= PAGE EXCERPT =
============================================================

Somalia has a new president today — Hasan Sheikh Mahmoud (pictured above) — after his election by Somalia’s new parliament, which itself was sworn in just last month.
Mamhoud defeated current president Sheikh Sharif Ahmed in the second round of voting — although the incumbent won the first round of voting, Mamhoud finished a close second, defeating prime minister Abdiweli Mohamed Ali, who came in third.
But who is Mahmoud?
And, more importantly, can he succeed where 15 prior transitional governments have failed in reviving a country that vies as perhaps the world’s most infamous failed state?
Mahmoud, and academic and a civic activist, speaks both Somali and English, has worked for the United Nations Children’s Fund in Somalia from 1993 until 1995, and he co-founded the Somali Institute of Management and Administration Development in Mogadishu, the country’s capital, in 1999. Last year, he formed the Peace and Development Party.

============================================================

= ENTRIES PROVIDED =
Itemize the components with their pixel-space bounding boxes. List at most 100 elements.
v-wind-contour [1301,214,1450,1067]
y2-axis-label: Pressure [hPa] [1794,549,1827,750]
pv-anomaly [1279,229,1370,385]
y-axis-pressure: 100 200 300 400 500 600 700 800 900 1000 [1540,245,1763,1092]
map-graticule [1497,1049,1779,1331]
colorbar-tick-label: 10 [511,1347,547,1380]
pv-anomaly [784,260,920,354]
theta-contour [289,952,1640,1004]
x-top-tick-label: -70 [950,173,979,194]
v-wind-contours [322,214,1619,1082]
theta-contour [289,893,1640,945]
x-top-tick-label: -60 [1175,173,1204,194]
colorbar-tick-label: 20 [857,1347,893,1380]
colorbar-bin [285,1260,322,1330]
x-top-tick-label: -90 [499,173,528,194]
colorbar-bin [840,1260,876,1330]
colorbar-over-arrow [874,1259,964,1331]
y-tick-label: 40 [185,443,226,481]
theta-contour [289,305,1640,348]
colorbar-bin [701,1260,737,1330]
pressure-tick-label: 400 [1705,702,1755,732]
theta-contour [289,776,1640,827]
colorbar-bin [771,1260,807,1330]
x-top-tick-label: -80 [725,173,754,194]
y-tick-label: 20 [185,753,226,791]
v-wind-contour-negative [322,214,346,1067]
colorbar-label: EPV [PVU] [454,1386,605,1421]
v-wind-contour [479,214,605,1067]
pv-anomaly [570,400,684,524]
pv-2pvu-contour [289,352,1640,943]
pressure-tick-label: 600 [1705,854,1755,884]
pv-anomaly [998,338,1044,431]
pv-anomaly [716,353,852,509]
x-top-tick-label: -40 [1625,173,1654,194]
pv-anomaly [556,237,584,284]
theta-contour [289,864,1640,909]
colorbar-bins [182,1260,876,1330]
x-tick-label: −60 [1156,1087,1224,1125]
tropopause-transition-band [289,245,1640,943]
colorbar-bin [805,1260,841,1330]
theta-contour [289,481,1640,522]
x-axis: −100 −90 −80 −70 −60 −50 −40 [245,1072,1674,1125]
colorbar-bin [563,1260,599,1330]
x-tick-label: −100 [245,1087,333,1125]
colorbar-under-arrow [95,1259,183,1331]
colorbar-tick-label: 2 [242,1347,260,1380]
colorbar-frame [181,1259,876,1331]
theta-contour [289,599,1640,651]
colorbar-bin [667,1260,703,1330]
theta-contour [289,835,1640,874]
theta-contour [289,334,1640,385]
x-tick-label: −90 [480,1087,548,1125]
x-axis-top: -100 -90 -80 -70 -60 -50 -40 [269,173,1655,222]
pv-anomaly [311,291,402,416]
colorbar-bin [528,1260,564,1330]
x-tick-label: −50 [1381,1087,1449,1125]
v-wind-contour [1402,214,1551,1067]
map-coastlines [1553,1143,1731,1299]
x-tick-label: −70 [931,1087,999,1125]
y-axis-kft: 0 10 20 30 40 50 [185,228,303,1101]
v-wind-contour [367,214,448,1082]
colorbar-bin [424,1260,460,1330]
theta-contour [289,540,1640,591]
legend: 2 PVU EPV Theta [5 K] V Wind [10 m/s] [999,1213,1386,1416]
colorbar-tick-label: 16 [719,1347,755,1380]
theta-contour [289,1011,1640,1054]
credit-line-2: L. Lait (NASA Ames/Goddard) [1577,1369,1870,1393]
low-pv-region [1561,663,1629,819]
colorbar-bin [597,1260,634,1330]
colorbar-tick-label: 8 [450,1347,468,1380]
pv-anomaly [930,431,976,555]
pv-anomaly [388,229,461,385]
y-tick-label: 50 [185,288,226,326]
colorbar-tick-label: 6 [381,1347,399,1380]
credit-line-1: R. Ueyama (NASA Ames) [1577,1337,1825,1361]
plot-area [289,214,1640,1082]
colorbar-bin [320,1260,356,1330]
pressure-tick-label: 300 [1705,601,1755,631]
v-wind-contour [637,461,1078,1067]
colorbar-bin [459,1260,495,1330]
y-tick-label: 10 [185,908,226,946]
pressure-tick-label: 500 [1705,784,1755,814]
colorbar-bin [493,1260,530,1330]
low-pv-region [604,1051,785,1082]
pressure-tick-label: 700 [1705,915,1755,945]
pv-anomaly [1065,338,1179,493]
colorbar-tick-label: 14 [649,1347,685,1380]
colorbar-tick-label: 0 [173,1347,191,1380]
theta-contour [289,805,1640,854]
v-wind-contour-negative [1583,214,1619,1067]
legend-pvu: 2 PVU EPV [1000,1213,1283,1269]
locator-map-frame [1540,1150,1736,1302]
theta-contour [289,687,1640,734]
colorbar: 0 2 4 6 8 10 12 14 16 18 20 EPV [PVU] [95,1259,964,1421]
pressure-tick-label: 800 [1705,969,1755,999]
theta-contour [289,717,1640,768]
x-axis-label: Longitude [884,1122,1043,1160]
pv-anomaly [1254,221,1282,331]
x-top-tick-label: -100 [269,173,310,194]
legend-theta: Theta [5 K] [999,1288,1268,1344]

============================================================

= JOBS =
1. Which people does the article on Somalia's new president name?
2. According to the article on Somalia's new president, in what year did Mahmoud co-found the Somali Institute of Management and Administration Development?

= SOLUTIONS TO THE TASKS =
1. Hasan Sheikh Mahmoud, Sheikh Sharif Ahmed, Abdiweli Mohamed Ali

2. 1999